> _DIRECTIONS_: Carry none of the pictures over; set down the material below exactly.

> _RECORDED DATA_:
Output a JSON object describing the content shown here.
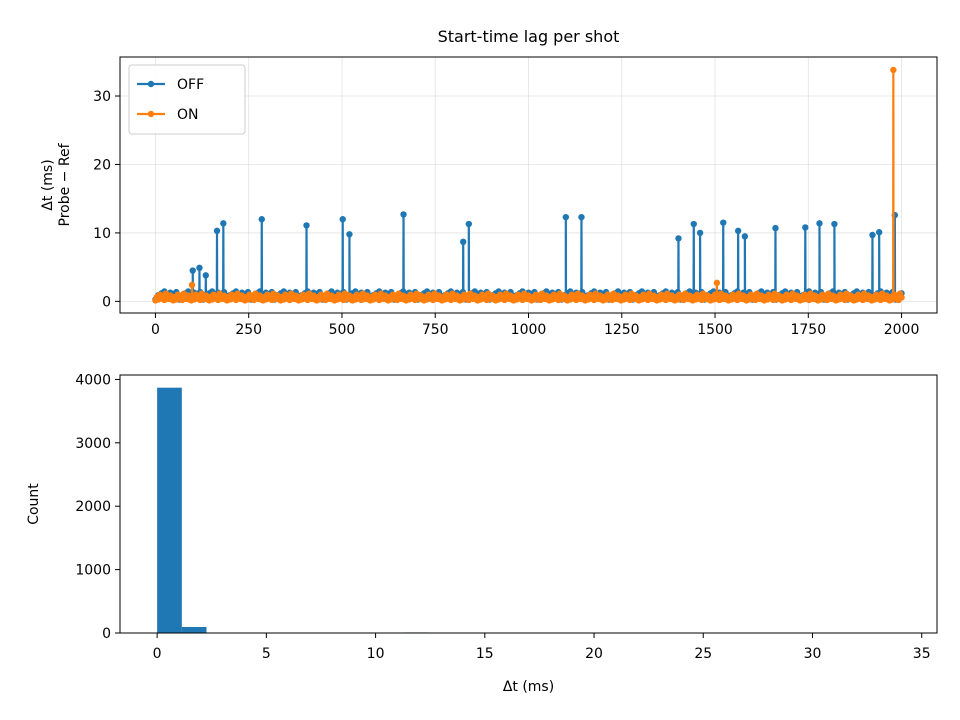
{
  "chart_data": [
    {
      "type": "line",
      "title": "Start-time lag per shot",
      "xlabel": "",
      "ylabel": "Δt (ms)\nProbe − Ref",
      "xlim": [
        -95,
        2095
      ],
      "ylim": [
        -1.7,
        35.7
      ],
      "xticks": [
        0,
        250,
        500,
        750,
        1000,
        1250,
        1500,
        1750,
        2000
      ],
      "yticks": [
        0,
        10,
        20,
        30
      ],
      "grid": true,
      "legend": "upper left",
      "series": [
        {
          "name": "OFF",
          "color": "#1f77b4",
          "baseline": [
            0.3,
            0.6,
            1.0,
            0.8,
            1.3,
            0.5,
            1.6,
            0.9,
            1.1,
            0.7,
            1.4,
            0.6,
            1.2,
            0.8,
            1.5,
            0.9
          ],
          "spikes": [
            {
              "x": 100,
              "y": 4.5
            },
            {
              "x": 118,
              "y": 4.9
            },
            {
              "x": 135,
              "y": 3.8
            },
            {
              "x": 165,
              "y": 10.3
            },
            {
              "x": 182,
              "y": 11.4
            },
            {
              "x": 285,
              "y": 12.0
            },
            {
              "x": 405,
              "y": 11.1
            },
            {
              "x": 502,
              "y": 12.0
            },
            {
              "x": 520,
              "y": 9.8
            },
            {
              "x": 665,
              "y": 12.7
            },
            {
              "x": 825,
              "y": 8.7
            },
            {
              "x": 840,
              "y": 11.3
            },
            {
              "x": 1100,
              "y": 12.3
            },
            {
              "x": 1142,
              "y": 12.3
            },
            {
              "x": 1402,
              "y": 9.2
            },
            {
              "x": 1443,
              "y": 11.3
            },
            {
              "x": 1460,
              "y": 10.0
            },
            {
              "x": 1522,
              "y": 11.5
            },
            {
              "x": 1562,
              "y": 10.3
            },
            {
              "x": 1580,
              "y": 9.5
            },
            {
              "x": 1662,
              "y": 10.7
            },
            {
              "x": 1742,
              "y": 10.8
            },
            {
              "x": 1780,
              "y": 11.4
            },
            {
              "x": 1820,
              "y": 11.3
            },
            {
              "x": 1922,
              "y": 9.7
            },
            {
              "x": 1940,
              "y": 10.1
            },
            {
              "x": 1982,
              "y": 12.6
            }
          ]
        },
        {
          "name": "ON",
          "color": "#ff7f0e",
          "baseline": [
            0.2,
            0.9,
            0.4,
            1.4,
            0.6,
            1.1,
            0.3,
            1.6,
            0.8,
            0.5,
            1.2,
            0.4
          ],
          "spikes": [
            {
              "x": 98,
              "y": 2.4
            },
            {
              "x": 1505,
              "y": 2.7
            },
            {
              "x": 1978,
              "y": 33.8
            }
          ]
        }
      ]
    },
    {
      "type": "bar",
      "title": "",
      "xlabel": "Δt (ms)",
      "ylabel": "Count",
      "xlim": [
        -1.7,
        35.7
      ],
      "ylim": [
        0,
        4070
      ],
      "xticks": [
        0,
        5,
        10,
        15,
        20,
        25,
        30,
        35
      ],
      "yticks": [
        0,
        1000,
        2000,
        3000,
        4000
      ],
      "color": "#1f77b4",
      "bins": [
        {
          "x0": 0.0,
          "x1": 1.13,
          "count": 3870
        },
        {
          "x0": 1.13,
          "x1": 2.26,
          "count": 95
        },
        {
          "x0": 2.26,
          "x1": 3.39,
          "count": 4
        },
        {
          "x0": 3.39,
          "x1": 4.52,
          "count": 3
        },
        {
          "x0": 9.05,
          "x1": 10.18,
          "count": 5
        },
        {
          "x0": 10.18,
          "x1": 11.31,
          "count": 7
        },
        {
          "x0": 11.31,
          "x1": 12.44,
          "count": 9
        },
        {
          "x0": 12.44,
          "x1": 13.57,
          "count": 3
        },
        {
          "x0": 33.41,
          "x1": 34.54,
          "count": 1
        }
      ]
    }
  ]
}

> _WRITTEN SOLUTION_:
Output a JSON object describing the content shown here.
{
  "chart_data": [
    {
      "type": "line",
      "title": "Start-time lag per shot",
      "xlabel": "",
      "ylabel": "Δt (ms)\nProbe − Ref",
      "xlim": [
        -95,
        2095
      ],
      "ylim": [
        -1.7,
        35.7
      ],
      "xticks": [
        0,
        250,
        500,
        750,
        1000,
        1250,
        1500,
        1750,
        2000
      ],
      "yticks": [
        0,
        10,
        20,
        30
      ],
      "grid": true,
      "legend": "upper left",
      "series": [
        {
          "name": "OFF",
          "color": "#1f77b4",
          "baseline": [
            0.3,
            0.6,
            1.0,
            0.8,
            1.3,
            0.5,
            1.6,
            0.9,
            1.1,
            0.7,
            1.4,
            0.6,
            1.2,
            0.8,
            1.5,
            0.9
          ],
          "spikes": [
            {
              "x": 100,
              "y": 4.5
            },
            {
              "x": 118,
              "y": 4.9
            },
            {
              "x": 135,
              "y": 3.8
            },
            {
              "x": 165,
              "y": 10.3
            },
            {
              "x": 182,
              "y": 11.4
            },
            {
              "x": 285,
              "y": 12.0
            },
            {
              "x": 405,
              "y": 11.1
            },
            {
              "x": 502,
              "y": 12.0
            },
            {
              "x": 520,
              "y": 9.8
            },
            {
              "x": 665,
              "y": 12.7
            },
            {
              "x": 825,
              "y": 8.7
            },
            {
              "x": 840,
              "y": 11.3
            },
            {
              "x": 1100,
              "y": 12.3
            },
            {
              "x": 1142,
              "y": 12.3
            },
            {
              "x": 1402,
              "y": 9.2
            },
            {
              "x": 1443,
              "y": 11.3
            },
            {
              "x": 1460,
              "y": 10.0
            },
            {
              "x": 1522,
              "y": 11.5
            },
            {
              "x": 1562,
              "y": 10.3
            },
            {
              "x": 1580,
              "y": 9.5
            },
            {
              "x": 1662,
              "y": 10.7
            },
            {
              "x": 1742,
              "y": 10.8
            },
            {
              "x": 1780,
              "y": 11.4
            },
            {
              "x": 1820,
              "y": 11.3
            },
            {
              "x": 1922,
              "y": 9.7
            },
            {
              "x": 1940,
              "y": 10.1
            },
            {
              "x": 1982,
              "y": 12.6
            }
          ]
        },
        {
          "name": "ON",
          "color": "#ff7f0e",
          "baseline": [
            0.2,
            0.9,
            0.4,
            1.4,
            0.6,
            1.1,
            0.3,
            1.6,
            0.8,
            0.5,
            1.2,
            0.4
          ],
          "spikes": [
            {
              "x": 98,
              "y": 2.4
            },
            {
              "x": 1505,
              "y": 2.7
            },
            {
              "x": 1978,
              "y": 33.8
            }
          ]
        }
      ]
    },
    {
      "type": "bar",
      "title": "",
      "xlabel": "Δt (ms)",
      "ylabel": "Count",
      "xlim": [
        -1.7,
        35.7
      ],
      "ylim": [
        0,
        4070
      ],
      "xticks": [
        0,
        5,
        10,
        15,
        20,
        25,
        30,
        35
      ],
      "yticks": [
        0,
        1000,
        2000,
        3000,
        4000
      ],
      "color": "#1f77b4",
      "bins": [
        {
          "x0": 0.0,
          "x1": 1.13,
          "count": 3870
        },
        {
          "x0": 1.13,
          "x1": 2.26,
          "count": 95
        },
        {
          "x0": 2.26,
          "x1": 3.39,
          "count": 4
        },
        {
          "x0": 3.39,
          "x1": 4.52,
          "count": 3
        },
        {
          "x0": 9.05,
          "x1": 10.18,
          "count": 5
        },
        {
          "x0": 10.18,
          "x1": 11.31,
          "count": 7
        },
        {
          "x0": 11.31,
          "x1": 12.44,
          "count": 9
        },
        {
          "x0": 12.44,
          "x1": 13.57,
          "count": 3
        },
        {
          "x0": 33.41,
          "x1": 34.54,
          "count": 1
        }
      ]
    }
  ]
}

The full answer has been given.